*Given problem*
Please print the full listing exactly.

* begin Records for this exercise *

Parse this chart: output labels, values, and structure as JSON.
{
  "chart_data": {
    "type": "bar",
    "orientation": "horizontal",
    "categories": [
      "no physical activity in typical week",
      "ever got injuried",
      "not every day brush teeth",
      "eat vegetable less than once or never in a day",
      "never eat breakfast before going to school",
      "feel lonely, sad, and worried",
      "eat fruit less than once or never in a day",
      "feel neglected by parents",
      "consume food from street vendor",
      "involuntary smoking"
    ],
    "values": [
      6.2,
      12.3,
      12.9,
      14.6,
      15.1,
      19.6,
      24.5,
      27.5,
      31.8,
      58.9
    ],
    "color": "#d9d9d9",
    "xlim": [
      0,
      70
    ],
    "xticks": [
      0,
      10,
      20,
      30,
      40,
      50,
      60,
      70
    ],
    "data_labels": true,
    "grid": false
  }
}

* end Records for this exercise *

*Task answer*
Parse this chart: output labels, values, and structure as JSON.
{
  "chart_data": {
    "type": "bar",
    "orientation": "horizontal",
    "categories": [
      "no physical activity in typical week",
      "ever got injuried",
      "not every day brush teeth",
      "eat vegetable less than once or never in a day",
      "never eat breakfast before going to school",
      "feel lonely, sad, and worried",
      "eat fruit less than once or never in a day",
      "feel neglected by parents",
      "consume food from street vendor",
      "involuntary smoking"
    ],
    "values": [
      6.2,
      12.3,
      12.9,
      14.6,
      15.1,
      19.6,
      24.5,
      27.5,
      31.8,
      58.9
    ],
    "color": "#d9d9d9",
    "xlim": [
      0,
      70
    ],
    "xticks": [
      0,
      10,
      20,
      30,
      40,
      50,
      60,
      70
    ],
    "data_labels": true,
    "grid": false
  }
}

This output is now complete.